Entscheidungsstichwort (Thema)

Prozesskostenhilfe, Beschwerde, Anrechnung der Kündigungsschutzabfindung

 

Leitsatz (redaktionell)

Wird die Abfindung zum Ausgleich des Schuldensaldos auf dem Girokonto verwand, sind auch diese Beträge letztlich dem Vermögen des Klägers durch Befreiung von bestehenden Verbindlichkeiten zugeflossen; er erspart sich dadurch nicht zuletzt die Zinsbelastung und hat es nun in der Hand, durch neuerliche Inanspruchnahme der ihm eingeräumten Kreditlinie Geld aufzunehmen.

Zahlungspflichten aus privaten Darlehen sind bei der Berechnung der Eigenbeteiligung an den Kosten der Prozessführung grundsätzlich nicht zu berücksichtigen

(Bestätigung der bisherigen Bezirksrechtsprechung).

Wird auf die sofortige Beschwerde hin zwar die Höhe der Einmalzahlung bestätigt, jedoch Ratenzahlung angeordnet, kann dies eine hälftige Reduzierung der Beschwerdegebühr nach § 131 b KostO rechtfertigen.

 

Normenkette

ZPO § 115 Abs. 2, § 120 Abs. 4; KSchG §§ 9-10; BSHG § 88 Abs. 2

 

Verfahrensgang

AG Aachen (Beschluss vom 17.06.2003; Aktenzeichen 8 Ca 4794/02)

In einem Datensatz enthaltene Einträge

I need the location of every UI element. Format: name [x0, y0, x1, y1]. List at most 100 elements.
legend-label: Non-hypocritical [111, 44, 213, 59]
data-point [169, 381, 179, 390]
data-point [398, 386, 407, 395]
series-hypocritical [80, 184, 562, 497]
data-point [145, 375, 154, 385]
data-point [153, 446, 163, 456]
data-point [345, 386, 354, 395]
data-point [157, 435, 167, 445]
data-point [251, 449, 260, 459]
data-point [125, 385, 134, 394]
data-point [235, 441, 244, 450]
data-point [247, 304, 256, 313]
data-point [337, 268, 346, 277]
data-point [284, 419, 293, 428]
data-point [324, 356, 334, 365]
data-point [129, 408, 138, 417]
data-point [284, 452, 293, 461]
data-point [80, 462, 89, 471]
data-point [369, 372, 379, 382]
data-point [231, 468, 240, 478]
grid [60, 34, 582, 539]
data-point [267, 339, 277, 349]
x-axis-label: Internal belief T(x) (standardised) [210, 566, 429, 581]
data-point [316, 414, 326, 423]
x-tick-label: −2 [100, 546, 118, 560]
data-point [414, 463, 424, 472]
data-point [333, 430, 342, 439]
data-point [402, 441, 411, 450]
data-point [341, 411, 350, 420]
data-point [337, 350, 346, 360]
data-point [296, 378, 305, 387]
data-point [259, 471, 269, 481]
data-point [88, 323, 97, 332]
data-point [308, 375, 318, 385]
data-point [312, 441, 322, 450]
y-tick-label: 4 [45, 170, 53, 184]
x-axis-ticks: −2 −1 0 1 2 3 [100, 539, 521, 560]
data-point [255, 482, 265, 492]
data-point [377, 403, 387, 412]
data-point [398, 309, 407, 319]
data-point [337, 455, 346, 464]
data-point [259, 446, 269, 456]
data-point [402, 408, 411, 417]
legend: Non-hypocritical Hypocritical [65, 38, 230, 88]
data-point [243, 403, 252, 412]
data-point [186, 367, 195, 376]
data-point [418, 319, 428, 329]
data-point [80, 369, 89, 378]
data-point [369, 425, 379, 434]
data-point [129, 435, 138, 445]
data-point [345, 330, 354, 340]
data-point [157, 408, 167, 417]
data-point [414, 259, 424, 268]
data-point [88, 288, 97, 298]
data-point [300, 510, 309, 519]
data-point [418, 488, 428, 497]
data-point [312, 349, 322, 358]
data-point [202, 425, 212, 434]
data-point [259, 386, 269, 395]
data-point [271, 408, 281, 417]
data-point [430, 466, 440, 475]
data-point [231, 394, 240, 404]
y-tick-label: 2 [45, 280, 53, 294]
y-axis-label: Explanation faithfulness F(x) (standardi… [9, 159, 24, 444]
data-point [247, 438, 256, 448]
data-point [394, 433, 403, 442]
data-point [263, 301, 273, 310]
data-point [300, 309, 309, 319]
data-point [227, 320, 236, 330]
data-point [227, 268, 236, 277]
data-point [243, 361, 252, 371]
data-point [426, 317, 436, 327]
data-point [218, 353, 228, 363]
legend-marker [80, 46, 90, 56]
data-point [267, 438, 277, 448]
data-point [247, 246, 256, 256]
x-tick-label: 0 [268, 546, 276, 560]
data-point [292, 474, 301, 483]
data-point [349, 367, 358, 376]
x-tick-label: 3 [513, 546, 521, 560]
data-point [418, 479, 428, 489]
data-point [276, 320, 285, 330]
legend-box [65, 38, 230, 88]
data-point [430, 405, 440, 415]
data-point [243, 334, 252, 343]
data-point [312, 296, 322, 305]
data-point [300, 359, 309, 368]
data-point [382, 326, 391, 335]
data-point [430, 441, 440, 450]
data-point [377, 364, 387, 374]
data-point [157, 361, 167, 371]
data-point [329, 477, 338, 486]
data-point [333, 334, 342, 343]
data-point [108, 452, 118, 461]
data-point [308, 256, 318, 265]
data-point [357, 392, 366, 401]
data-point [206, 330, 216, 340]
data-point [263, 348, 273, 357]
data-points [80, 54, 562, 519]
---
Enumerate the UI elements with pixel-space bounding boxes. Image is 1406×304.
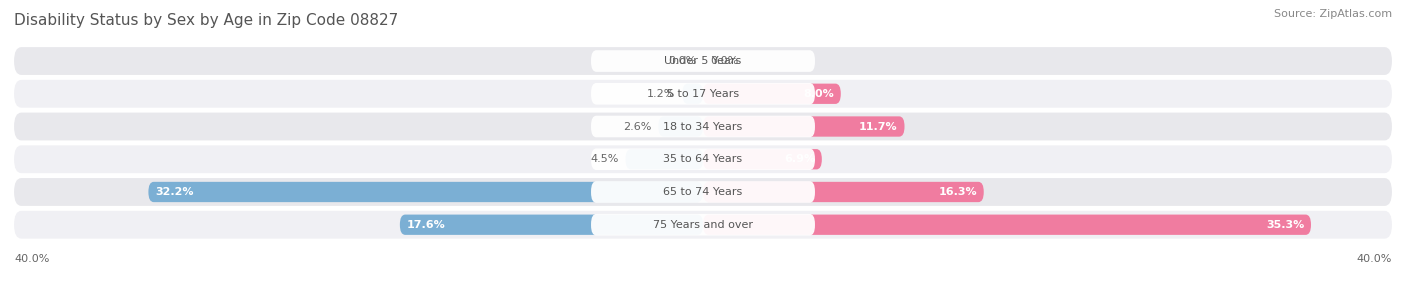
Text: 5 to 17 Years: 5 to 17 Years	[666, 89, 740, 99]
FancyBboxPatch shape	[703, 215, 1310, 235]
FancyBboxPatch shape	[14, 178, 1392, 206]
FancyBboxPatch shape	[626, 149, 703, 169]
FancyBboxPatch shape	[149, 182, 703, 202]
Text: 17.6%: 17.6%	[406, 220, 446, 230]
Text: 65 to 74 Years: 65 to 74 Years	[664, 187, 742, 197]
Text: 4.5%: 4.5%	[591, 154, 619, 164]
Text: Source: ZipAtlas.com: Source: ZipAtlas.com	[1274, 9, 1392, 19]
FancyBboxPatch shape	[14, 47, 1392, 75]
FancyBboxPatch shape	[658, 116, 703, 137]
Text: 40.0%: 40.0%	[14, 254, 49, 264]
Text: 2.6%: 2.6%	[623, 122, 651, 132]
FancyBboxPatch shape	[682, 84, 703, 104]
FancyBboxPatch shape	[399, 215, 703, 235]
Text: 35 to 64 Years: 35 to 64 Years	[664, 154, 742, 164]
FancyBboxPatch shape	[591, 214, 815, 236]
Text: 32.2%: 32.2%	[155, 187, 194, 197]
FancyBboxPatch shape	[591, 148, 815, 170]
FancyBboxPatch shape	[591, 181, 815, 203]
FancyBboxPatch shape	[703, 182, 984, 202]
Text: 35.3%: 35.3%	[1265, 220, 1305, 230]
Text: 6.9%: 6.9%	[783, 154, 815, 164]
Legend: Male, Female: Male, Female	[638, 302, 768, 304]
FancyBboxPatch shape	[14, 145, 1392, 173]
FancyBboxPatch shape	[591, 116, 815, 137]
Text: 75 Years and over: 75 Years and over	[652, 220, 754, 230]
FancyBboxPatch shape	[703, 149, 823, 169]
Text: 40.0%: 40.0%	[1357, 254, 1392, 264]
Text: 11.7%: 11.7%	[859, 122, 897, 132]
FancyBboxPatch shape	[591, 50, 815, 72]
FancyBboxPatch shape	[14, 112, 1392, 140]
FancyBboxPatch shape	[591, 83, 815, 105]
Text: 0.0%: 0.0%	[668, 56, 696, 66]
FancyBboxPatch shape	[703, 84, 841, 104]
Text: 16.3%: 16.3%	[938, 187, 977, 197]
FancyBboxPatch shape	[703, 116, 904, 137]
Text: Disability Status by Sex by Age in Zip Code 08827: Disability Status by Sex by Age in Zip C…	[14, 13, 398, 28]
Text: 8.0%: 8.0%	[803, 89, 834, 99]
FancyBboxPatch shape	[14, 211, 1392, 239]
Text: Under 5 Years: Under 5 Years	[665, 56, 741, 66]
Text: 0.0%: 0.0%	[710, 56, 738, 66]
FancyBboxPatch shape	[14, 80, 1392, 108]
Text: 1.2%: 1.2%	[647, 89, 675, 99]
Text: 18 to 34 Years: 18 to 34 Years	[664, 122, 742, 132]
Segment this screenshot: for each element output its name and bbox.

▸ **ANFORDERUNGEN**:
Fasse den Absatz im Seitentext, der mit „Wird die Abfindung zum Ausgleich“ beginnt, kürzer zusammen und behalte dabei seine wesentlichen Aussagen bei. Die Auflistung stammt aus einer anderen Quelle.

▸ **LÖSUNG**:
Gleicht die Abfindung den Schuldensaldo auf dem Girokonto aus, fließt sie dem Vermögen des Klägers dennoch zu, weil er von Verbindlichkeiten befreit wird. Er spart dadurch Zinsen und kann über die ihm eingeräumte Kreditlinie erneut Geld aufnehmen.